O cientista político Paulo Niccoli Ramirez, professor da Fundação Escola de Sociologia e Política de São Paulo (FESPSP), avalia ao Conexão BdF, da Rádio Brasil de Fato, que a recente ofensiva da oposição contra o presidente Luiz Inácio Lula da Silva revela mais desconhecimento sobre a cultura popular brasileira do que um risco concreto à reeleição do petista.
A polêmica gira em torno do desfile da escola Acadêmicos de Niterói, que levou à Marquês de Sapucaí um enredo com críticas ao bolsonarismo e referências à prisão do ex-presidente Jair Bolsonaro. Setores da direita acusam a agremiação de promover campanha antecipada para Lula. A escola acabou rebaixada.
Para Ramirez, a crítica ignora o caráter histórico do Carnaval como espaço de contestação. “O Carnaval é, por excelência, um momento de inversão simbólica”, afirma, citando o teórico russo Mikhail Bakhtin, que interpretava a festa popular como uma suspensão temporária das hierarquias sociais.

TRECHOS DOS REGISTROS ::

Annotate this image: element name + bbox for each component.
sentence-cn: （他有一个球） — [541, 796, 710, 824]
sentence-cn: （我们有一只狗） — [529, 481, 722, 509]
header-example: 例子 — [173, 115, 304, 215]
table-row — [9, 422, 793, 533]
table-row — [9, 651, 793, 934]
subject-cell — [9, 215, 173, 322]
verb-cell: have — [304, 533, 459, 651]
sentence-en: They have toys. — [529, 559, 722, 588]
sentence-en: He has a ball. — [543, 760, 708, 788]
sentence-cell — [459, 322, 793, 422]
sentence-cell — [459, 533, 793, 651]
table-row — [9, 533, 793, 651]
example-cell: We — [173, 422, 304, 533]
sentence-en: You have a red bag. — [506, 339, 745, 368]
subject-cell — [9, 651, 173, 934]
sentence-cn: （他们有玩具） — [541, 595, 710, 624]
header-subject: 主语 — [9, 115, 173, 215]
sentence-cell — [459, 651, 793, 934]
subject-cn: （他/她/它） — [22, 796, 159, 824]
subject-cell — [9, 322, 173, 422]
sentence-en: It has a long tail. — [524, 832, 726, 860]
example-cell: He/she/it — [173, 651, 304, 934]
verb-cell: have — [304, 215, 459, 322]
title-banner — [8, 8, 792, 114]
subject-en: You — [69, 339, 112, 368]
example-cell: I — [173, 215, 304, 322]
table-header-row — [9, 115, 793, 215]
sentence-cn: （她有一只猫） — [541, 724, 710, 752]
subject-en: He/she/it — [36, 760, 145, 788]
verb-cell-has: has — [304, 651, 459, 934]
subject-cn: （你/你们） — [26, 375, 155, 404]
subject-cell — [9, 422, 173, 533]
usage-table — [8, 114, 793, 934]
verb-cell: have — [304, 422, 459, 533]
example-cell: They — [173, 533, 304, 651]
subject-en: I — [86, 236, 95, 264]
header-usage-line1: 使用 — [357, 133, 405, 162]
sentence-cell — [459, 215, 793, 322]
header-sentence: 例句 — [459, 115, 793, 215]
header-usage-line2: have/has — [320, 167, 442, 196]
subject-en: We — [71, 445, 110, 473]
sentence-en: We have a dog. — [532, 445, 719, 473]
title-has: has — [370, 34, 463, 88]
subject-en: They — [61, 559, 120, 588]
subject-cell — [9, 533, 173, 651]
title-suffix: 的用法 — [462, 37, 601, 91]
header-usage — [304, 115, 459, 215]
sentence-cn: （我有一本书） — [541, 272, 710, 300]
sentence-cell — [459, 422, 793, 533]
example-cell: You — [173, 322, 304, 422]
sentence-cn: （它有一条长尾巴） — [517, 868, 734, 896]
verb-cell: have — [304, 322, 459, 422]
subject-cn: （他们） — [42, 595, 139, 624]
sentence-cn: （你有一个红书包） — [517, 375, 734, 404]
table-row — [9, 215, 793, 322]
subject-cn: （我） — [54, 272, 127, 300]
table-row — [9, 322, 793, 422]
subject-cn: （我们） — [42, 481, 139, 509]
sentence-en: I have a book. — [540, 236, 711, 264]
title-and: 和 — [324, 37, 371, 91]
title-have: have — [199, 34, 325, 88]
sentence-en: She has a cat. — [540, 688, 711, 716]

EXERCÍCIOS PROPOSTOS ::
(1) Indique se cada afirmação concorda com o texto sobre o desfile da Acadêmicos de Niterói. Responda sim ou não e cite as palavras do texto que decidem. (a) Paulo Niccoli Ramirez dá aulas na FESPSP. (b) A Acadêmicos de Niterói foi campeã do Carnaval. (c) Ramirez se apoia em um teórico russo para comentar o Carnaval.
(2) Por favor, repita sem alterações o trecho do texto sobre o desfile da Acadêmicos de Niterói que começa em "O cientista político" e vai até "escola acabou rebaixada.".
Baseie-se apenas no texto sobre o desfile da Acadêmicos de Niterói, sem recorrer aos registros.

SOLUÇÕES A SEGUIR ::
(1)
(a) Sim: "professor da Fundação Escola de Sociologia e Política de São Paulo (FESPSP)".
(b) Não: "A escola acabou rebaixada."
(c) Sim: "citando o teórico russo Mikhail Bakhtin".

(2)
O cientista político Paulo Niccoli Ramirez, professor da Fundação Escola de Sociologia e Política de São Paulo (FESPSP), avalia ao Conexão BdF, da Rádio Brasil de Fato, que a recente ofensiva da oposição contra o presidente Luiz Inácio Lula da Silva revela mais desconhecimento sobre a cultura popular brasileira do que um risco concreto à reeleição do petista.
A polêmica gira em torno do desfile da escola Acadêmicos de Niterói, que levou à Marquês de Sapucaí um enredo com críticas ao bolsonarismo e referências à prisão do ex-presidente Jair Bolsonaro. Setores da direita acusam a agremiação de promover campanha antecipada para Lula. A escola acabou rebaixada.